# start of The input

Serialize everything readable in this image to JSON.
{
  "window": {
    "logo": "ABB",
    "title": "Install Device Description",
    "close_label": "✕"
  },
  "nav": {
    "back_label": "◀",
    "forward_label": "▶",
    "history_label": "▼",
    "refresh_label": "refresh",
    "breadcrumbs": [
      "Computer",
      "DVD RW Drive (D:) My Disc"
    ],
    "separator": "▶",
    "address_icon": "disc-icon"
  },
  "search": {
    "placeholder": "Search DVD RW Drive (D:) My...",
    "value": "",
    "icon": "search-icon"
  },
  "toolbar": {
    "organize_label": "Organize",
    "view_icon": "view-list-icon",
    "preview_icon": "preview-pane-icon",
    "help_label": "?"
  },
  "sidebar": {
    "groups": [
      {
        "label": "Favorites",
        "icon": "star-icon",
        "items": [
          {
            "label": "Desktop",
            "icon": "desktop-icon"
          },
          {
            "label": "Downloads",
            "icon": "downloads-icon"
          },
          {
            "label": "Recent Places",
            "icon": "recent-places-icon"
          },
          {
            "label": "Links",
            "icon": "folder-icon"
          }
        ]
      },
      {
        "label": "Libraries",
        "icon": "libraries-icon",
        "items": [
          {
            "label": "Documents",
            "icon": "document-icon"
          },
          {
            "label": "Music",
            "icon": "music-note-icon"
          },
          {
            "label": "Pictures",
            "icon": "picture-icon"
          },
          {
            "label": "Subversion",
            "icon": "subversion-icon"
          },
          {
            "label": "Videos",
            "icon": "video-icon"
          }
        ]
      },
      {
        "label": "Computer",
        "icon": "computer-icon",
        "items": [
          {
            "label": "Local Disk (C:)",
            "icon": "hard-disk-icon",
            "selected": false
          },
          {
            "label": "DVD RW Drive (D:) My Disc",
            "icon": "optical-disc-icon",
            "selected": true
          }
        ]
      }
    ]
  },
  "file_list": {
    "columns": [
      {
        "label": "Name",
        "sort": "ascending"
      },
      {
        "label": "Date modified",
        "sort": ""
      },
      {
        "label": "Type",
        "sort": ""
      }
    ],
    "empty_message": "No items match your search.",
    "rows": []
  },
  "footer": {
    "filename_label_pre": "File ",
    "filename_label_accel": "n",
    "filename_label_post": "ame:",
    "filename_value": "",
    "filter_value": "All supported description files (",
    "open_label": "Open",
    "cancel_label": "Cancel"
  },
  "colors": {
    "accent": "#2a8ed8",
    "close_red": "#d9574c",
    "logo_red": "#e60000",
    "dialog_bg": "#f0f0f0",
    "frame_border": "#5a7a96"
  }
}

# end of The input

• Exercise details: Reproduce the material precisely, including every line.

• Written solution:
Serialize everything readable in this image to JSON.
{
  "window": {
    "logo": "ABB",
    "title": "Install Device Description",
    "close_label": "✕"
  },
  "nav": {
    "back_label": "◀",
    "forward_label": "▶",
    "history_label": "▼",
    "refresh_label": "refresh",
    "breadcrumbs": [
      "Computer",
      "DVD RW Drive (D:) My Disc"
    ],
    "separator": "▶",
    "address_icon": "disc-icon"
  },
  "search": {
    "placeholder": "Search DVD RW Drive (D:) My...",
    "value": "",
    "icon": "search-icon"
  },
  "toolbar": {
    "organize_label": "Organize",
    "view_icon": "view-list-icon",
    "preview_icon": "preview-pane-icon",
    "help_label": "?"
  },
  "sidebar": {
    "groups": [
      {
        "label": "Favorites",
        "icon": "star-icon",
        "items": [
          {
            "label": "Desktop",
            "icon": "desktop-icon"
          },
          {
            "label": "Downloads",
            "icon": "downloads-icon"
          },
          {
            "label": "Recent Places",
            "icon": "recent-places-icon"
          },
          {
            "label": "Links",
            "icon": "folder-icon"
          }
        ]
      },
      {
        "label": "Libraries",
        "icon": "libraries-icon",
        "items": [
          {
            "label": "Documents",
            "icon": "document-icon"
          },
          {
            "label": "Music",
            "icon": "music-note-icon"
          },
          {
            "label": "Pictures",
            "icon": "picture-icon"
          },
          {
            "label": "Subversion",
            "icon": "subversion-icon"
          },
          {
            "label": "Videos",
            "icon": "video-icon"
          }
        ]
      },
      {
        "label": "Computer",
        "icon": "computer-icon",
        "items": [
          {
            "label": "Local Disk (C:)",
            "icon": "hard-disk-icon",
            "selected": false
          },
          {
            "label": "DVD RW Drive (D:) My Disc",
            "icon": "optical-disc-icon",
            "selected": true
          }
        ]
      }
    ]
  },
  "file_list": {
    "columns": [
      {
        "label": "Name",
        "sort": "ascending"
      },
      {
        "label": "Date modified",
        "sort": ""
      },
      {
        "label": "Type",
        "sort": ""
      }
    ],
    "empty_message": "No items match your search.",
    "rows": []
  },
  "footer": {
    "filename_label_pre": "File ",
    "filename_label_accel": "n",
    "filename_label_post": "ame:",
    "filename_value": "",
    "filter_value": "All supported description files (",
    "open_label": "Open",
    "cancel_label": "Cancel"
  },
  "colors": {
    "accent": "#2a8ed8",
    "close_red": "#d9574c",
    "logo_red": "#e60000",
    "dialog_bg": "#f0f0f0",
    "frame_border": "#5a7a96"
  }
}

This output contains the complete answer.